• DATA EXTRACT:
————

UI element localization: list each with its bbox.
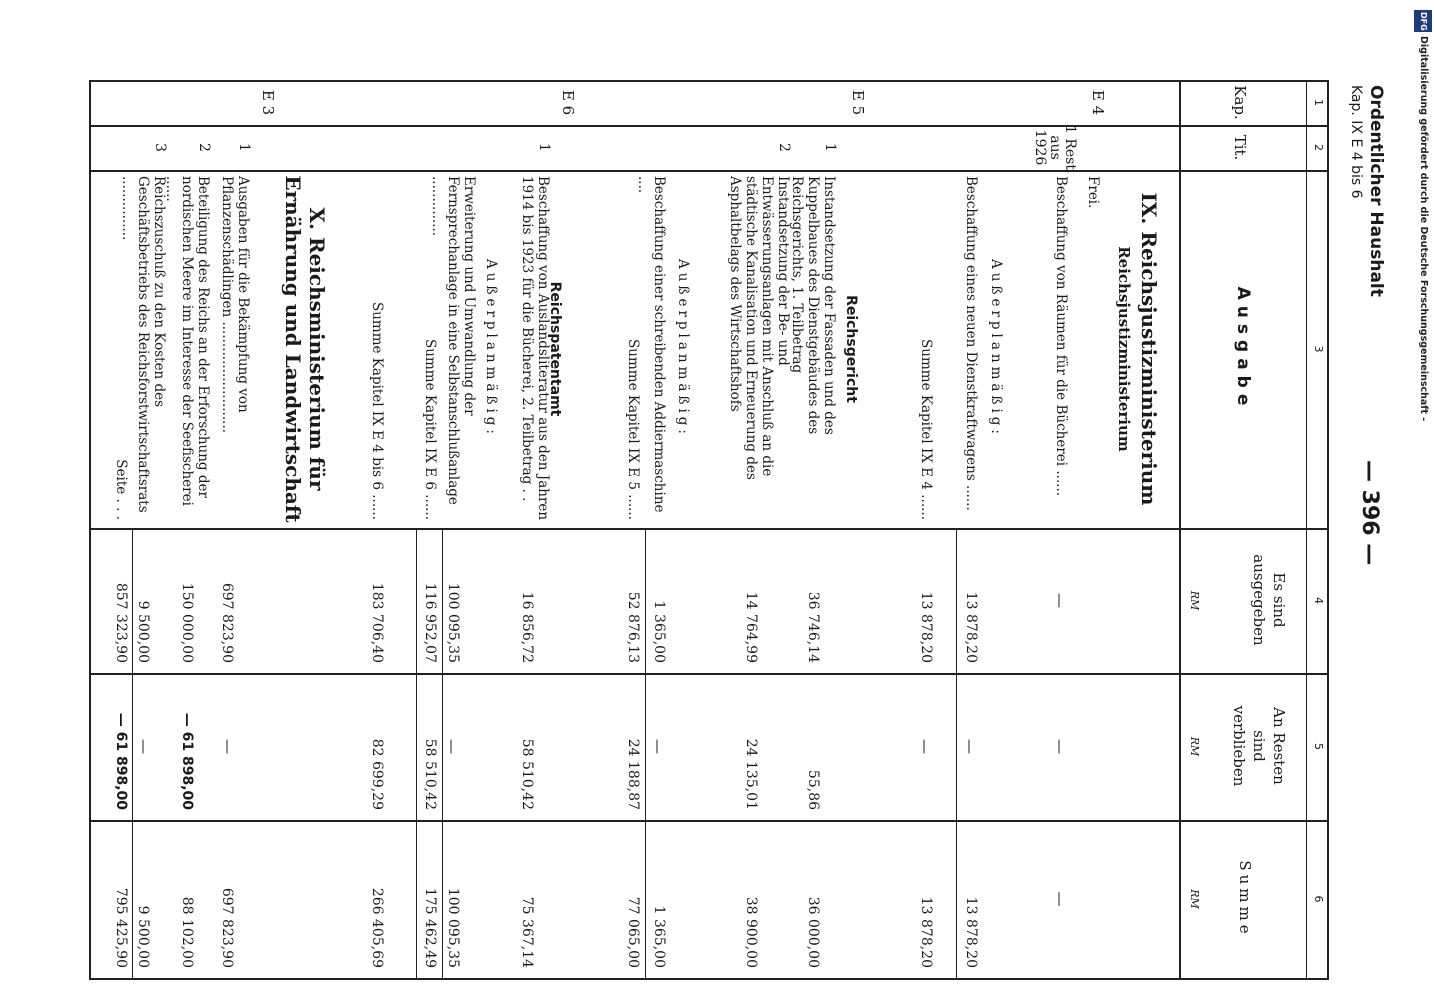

————

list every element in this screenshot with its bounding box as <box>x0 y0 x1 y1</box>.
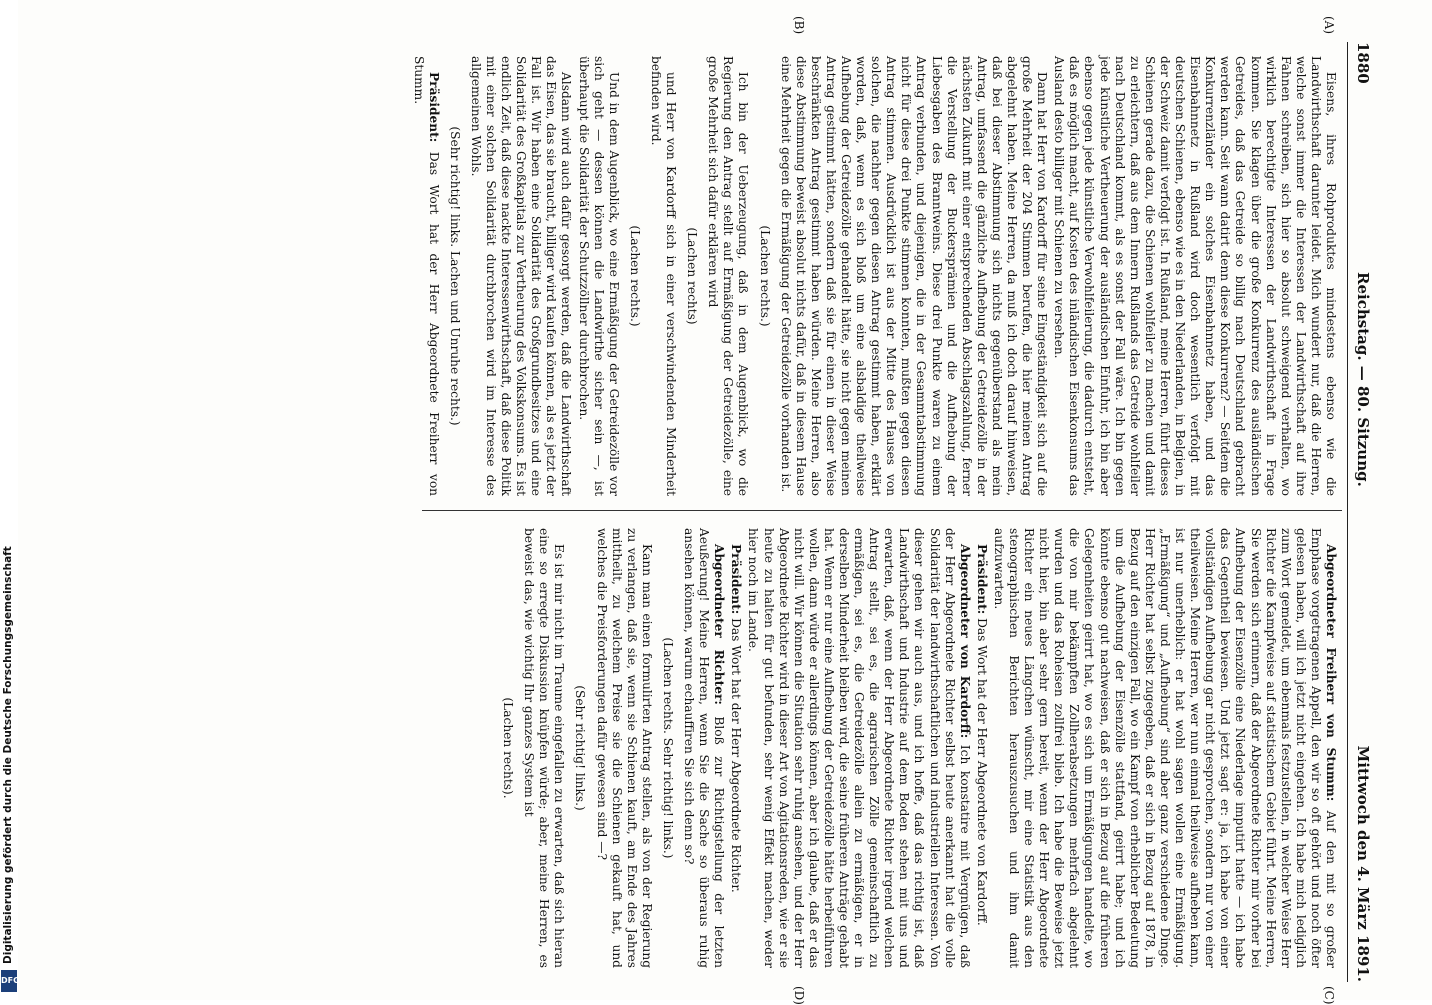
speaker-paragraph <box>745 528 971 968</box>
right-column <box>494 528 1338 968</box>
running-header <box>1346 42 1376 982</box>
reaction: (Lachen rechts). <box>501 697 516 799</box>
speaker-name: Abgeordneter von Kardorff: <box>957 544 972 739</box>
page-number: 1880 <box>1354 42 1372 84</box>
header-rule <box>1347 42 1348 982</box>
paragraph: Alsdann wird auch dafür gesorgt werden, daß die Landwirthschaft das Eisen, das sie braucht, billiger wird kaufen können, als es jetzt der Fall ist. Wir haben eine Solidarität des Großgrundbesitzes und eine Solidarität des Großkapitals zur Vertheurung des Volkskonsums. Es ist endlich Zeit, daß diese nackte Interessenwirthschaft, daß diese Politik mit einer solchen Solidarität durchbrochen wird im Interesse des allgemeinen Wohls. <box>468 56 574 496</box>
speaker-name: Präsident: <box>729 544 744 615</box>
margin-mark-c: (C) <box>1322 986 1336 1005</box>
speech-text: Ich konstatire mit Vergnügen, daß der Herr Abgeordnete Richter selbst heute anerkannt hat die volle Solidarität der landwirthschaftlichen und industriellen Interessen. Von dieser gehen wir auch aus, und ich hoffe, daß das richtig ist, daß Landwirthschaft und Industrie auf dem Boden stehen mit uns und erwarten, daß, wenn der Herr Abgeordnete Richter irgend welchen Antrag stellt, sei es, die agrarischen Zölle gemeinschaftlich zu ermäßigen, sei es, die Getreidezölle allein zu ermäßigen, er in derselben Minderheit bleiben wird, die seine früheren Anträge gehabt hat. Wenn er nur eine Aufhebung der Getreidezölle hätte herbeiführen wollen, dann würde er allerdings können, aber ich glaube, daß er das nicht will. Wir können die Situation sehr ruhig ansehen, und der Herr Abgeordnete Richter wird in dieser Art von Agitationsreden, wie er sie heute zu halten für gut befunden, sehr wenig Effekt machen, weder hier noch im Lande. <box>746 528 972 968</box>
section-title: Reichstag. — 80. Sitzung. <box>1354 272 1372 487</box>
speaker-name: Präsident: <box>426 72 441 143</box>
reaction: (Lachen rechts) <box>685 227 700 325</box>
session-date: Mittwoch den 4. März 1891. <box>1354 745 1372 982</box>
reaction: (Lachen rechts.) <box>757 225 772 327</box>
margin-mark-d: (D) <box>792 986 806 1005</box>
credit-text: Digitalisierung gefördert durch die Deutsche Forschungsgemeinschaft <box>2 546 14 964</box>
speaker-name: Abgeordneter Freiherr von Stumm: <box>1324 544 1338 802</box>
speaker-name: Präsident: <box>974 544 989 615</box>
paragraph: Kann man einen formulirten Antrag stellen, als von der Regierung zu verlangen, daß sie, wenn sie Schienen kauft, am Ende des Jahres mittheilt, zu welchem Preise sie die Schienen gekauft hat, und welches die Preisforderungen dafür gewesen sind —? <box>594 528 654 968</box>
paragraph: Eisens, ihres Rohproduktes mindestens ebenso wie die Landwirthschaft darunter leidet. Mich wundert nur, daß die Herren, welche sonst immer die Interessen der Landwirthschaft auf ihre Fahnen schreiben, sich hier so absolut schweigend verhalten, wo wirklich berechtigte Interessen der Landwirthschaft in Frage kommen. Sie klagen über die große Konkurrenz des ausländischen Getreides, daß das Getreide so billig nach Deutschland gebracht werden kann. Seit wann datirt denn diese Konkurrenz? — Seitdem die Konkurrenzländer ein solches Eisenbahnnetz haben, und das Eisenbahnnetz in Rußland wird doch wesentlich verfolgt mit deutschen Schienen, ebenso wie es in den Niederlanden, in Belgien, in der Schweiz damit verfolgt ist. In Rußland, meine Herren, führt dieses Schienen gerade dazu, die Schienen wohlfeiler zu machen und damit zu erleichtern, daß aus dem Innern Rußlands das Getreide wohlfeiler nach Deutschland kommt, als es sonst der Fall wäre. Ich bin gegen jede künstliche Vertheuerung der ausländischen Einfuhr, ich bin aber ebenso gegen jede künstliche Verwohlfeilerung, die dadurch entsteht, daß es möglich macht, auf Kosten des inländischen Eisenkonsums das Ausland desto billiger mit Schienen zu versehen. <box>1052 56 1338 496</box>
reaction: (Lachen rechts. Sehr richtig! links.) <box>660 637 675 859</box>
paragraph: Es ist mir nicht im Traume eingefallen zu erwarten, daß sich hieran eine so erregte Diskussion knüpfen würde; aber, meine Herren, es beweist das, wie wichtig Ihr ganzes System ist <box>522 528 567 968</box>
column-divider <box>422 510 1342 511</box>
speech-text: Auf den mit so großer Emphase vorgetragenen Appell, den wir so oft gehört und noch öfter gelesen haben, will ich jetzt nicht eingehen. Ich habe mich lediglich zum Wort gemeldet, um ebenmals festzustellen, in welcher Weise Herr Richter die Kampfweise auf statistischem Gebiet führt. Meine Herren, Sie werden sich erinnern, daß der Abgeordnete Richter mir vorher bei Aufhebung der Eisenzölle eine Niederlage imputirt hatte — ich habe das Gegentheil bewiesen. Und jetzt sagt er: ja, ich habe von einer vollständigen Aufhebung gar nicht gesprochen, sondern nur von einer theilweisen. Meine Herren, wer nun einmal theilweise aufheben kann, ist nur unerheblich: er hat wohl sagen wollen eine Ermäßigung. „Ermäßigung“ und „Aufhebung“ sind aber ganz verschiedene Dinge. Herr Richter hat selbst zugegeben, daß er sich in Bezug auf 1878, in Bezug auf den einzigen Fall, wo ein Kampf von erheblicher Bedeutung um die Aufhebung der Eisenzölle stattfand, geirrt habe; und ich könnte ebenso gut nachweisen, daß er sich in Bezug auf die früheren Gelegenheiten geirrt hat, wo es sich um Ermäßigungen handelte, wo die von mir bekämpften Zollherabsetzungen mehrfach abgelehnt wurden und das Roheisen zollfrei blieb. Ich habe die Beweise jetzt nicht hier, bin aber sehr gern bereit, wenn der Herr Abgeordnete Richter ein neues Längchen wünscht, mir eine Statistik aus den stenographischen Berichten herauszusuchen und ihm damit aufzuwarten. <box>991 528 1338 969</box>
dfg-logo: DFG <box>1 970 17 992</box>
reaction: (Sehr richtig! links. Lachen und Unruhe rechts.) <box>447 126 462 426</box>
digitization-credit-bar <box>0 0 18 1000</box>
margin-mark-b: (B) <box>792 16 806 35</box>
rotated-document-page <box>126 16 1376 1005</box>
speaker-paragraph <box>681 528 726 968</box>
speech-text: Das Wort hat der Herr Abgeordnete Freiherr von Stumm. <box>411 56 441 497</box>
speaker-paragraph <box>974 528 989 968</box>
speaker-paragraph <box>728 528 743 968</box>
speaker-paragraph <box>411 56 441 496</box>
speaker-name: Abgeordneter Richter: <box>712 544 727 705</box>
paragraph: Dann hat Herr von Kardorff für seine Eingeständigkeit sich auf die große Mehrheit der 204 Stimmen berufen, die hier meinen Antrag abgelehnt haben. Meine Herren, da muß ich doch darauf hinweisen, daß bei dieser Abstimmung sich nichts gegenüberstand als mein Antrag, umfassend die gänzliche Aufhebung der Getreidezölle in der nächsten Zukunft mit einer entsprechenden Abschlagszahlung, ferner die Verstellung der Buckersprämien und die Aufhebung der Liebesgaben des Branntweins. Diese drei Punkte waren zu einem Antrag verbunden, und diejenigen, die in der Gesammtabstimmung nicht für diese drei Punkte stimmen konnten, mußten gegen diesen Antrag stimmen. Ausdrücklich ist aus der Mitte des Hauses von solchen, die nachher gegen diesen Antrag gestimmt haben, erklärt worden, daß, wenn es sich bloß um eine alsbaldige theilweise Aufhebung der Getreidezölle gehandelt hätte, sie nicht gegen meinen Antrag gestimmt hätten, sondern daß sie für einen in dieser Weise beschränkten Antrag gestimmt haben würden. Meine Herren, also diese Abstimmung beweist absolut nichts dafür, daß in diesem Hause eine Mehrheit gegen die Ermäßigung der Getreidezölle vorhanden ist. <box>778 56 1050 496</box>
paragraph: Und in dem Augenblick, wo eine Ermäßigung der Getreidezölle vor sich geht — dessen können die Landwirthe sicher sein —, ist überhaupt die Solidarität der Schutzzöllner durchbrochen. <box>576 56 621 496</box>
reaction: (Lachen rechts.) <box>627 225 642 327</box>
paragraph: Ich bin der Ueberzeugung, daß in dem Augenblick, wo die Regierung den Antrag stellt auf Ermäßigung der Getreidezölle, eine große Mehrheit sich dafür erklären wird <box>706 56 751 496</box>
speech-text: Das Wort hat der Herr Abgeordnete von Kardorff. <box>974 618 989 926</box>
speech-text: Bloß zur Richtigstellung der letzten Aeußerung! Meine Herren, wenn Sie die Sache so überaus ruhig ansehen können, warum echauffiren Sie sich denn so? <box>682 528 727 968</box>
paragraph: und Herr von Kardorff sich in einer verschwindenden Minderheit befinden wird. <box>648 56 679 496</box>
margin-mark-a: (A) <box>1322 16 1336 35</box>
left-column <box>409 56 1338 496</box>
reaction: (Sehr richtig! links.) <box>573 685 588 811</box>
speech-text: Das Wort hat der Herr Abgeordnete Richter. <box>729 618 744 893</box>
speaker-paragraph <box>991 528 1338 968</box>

————

Substitute "page image" for "screenshot" in the rows from the line with "list every element" to the line with "header-rule <box>1347 42 1348 982</box>", and give back only those lines, without the pictures and with everything else unchanged.

• EXERCISE RESULT:
list every element in this page image with its bounding box as <box>x0 y0 x1 y1</box>.
speaker-paragraph <box>745 528 971 968</box>
right-column <box>494 528 1338 968</box>
running-header <box>1346 42 1376 982</box>
reaction: (Lachen rechts). <box>501 697 516 799</box>
speaker-name: Abgeordneter von Kardorff: <box>957 544 972 739</box>
page-number: 1880 <box>1354 42 1372 84</box>
header-rule <box>1347 42 1348 982</box>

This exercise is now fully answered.